··· RECORDED DATA
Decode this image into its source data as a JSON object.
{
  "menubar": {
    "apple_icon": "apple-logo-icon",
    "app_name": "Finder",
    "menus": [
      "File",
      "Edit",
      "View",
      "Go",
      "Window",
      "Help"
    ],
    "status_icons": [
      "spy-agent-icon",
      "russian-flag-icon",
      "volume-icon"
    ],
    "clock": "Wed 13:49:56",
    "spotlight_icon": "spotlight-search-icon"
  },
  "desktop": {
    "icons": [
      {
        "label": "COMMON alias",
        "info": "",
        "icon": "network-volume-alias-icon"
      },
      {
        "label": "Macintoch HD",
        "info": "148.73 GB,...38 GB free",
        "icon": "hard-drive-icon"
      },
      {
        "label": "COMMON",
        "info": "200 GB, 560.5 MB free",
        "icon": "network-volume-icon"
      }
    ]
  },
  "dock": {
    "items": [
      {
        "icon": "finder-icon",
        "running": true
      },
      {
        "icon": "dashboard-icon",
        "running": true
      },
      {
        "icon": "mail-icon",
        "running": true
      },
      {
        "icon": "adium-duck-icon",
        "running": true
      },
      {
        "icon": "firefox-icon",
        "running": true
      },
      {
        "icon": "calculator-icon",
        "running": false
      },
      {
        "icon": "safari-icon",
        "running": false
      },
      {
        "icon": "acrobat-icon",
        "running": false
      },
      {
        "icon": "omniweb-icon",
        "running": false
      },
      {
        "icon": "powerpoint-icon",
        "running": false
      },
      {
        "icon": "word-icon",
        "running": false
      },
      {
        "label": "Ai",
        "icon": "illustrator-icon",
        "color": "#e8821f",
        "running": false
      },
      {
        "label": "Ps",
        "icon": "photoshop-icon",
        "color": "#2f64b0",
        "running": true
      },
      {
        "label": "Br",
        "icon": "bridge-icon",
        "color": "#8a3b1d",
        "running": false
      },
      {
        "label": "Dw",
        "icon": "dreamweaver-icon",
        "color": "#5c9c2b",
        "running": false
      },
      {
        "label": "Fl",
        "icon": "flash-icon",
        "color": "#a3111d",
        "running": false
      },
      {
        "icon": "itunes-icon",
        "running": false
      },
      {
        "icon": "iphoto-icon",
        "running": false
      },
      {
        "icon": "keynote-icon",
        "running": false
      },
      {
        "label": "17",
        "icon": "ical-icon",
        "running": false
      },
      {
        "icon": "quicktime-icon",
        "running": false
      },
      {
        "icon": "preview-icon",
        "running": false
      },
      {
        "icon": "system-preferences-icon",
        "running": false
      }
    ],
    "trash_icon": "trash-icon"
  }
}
······
TASK TO COMPLETE => Find the lines containing "alias" and list every one of them.

TASK RESPONSE =>
        "label": "COMMON alias",
        "icon": "network-volume-alias-icon"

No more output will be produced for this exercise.